Problem details
Transcribe the records below exactly.

(Stored data)
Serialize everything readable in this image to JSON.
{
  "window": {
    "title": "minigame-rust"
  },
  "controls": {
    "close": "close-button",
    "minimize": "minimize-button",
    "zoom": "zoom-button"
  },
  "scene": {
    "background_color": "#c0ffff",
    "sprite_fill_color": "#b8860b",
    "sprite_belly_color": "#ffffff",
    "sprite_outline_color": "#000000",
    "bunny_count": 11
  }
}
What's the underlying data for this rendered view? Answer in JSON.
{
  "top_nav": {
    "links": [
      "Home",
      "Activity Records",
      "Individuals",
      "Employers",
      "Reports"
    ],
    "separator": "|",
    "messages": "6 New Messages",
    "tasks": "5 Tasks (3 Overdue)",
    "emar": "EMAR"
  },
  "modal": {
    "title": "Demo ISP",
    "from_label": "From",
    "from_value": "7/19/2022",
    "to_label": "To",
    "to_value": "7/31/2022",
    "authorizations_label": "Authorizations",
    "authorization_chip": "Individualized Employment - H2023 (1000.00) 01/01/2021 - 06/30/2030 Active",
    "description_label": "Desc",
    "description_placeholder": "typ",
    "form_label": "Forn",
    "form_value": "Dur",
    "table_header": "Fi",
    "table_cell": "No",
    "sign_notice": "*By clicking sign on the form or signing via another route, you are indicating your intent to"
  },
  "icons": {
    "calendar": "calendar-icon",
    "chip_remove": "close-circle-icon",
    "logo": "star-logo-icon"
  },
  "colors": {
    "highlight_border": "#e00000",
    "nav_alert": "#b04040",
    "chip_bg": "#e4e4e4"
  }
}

Task output
Serialize everything readable in this image to JSON.
{
  "window": {
    "title": "minigame-rust"
  },
  "controls": {
    "close": "close-button",
    "minimize": "minimize-button",
    "zoom": "zoom-button"
  },
  "scene": {
    "background_color": "#c0ffff",
    "sprite_fill_color": "#b8860b",
    "sprite_belly_color": "#ffffff",
    "sprite_outline_color": "#000000",
    "bunny_count": 11
  }
}
What's the underlying data for this rendered view? Answer in JSON.
{
  "top_nav": {
    "links": [
      "Home",
      "Activity Records",
      "Individuals",
      "Employers",
      "Reports"
    ],
    "separator": "|",
    "messages": "6 New Messages",
    "tasks": "5 Tasks (3 Overdue)",
    "emar": "EMAR"
  },
  "modal": {
    "title": "Demo ISP",
    "from_label": "From",
    "from_value": "7/19/2022",
    "to_label": "To",
    "to_value": "7/31/2022",
    "authorizations_label": "Authorizations",
    "authorization_chip": "Individualized Employment - H2023 (1000.00) 01/01/2021 - 06/30/2030 Active",
    "description_label": "Desc",
    "description_placeholder": "typ",
    "form_label": "Forn",
    "form_value": "Dur",
    "table_header": "Fi",
    "table_cell": "No",
    "sign_notice": "*By clicking sign on the form or signing via another route, you are indicating your intent to"
  },
  "icons": {
    "calendar": "calendar-icon",
    "chip_remove": "close-circle-icon",
    "logo": "star-logo-icon"
  },
  "colors": {
    "highlight_border": "#e00000",
    "nav_alert": "#b04040",
    "chip_bg": "#e4e4e4"
  }
}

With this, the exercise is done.